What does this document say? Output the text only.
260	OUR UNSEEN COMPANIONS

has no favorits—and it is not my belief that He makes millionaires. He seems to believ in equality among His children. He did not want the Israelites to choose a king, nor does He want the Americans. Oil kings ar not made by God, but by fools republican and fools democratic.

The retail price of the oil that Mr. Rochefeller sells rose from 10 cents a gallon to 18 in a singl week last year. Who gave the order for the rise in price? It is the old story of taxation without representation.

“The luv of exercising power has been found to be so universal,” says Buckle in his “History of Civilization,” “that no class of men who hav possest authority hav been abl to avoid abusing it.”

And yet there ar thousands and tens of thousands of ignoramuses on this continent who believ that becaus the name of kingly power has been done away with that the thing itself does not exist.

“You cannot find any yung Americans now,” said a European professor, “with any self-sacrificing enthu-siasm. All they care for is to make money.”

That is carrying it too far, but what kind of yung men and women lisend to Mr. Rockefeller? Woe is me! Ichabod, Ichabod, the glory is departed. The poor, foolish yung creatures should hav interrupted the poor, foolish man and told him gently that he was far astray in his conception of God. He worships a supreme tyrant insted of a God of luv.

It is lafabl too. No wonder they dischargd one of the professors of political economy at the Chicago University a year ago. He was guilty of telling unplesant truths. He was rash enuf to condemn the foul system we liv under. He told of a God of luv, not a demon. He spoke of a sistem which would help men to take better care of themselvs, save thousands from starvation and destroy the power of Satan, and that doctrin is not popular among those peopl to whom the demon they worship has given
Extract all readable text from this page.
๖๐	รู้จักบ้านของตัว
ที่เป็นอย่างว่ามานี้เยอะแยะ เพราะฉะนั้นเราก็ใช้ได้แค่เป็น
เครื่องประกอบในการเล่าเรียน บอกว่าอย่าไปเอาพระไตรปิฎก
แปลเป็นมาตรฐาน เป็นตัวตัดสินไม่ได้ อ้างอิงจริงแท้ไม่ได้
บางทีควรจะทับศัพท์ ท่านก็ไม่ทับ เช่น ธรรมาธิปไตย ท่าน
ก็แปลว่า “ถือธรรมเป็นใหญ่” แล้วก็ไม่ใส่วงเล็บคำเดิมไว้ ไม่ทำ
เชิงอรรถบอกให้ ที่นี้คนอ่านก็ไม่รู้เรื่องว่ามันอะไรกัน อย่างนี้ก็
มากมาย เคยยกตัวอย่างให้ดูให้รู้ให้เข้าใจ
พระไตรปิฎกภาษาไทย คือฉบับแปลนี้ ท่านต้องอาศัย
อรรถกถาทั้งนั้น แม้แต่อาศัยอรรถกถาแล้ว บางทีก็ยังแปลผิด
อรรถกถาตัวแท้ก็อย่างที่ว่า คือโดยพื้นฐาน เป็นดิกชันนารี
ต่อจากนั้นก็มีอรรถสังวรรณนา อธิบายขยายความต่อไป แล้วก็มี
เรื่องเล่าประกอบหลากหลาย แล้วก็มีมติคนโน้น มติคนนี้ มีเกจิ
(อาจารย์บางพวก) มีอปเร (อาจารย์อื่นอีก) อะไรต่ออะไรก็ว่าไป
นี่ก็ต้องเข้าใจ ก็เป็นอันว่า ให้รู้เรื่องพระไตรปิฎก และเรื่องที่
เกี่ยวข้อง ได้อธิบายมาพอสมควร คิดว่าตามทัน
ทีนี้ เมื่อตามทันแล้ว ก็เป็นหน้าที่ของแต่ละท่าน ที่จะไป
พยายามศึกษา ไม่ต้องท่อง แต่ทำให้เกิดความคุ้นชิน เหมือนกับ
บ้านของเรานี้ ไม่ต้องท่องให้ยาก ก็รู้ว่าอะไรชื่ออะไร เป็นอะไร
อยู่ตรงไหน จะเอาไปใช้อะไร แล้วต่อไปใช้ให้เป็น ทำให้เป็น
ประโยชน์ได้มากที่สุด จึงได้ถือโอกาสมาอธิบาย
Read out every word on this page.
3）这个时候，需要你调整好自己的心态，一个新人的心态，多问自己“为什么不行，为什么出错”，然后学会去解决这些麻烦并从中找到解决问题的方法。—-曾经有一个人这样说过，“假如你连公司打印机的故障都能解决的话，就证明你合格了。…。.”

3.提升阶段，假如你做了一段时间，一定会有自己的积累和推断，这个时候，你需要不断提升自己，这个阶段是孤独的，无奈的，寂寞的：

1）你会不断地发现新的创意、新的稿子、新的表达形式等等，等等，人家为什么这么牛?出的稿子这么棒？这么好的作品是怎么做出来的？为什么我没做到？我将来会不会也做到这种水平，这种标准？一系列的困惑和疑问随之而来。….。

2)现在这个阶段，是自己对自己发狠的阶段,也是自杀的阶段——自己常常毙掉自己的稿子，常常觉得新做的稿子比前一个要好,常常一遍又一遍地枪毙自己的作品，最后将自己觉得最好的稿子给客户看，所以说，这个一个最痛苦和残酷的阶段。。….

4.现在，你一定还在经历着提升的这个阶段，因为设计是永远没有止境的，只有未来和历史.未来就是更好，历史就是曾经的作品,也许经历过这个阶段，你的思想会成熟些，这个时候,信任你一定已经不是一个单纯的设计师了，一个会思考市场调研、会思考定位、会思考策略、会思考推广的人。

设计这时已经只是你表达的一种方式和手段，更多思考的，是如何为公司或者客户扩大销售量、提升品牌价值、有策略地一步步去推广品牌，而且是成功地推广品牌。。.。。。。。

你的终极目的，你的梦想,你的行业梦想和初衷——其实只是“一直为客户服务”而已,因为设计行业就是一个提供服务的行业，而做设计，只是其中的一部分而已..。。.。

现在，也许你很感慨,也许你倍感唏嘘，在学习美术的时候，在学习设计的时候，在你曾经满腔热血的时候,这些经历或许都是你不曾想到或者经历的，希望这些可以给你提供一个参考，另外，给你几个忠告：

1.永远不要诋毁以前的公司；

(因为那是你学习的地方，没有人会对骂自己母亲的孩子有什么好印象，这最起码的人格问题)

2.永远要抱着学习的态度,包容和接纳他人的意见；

·····

Exercise goal => Return every line of the preceding records in which the word "text" appears.

Result below =>
What does this document say? Output the text only.
Extract all readable text from this page.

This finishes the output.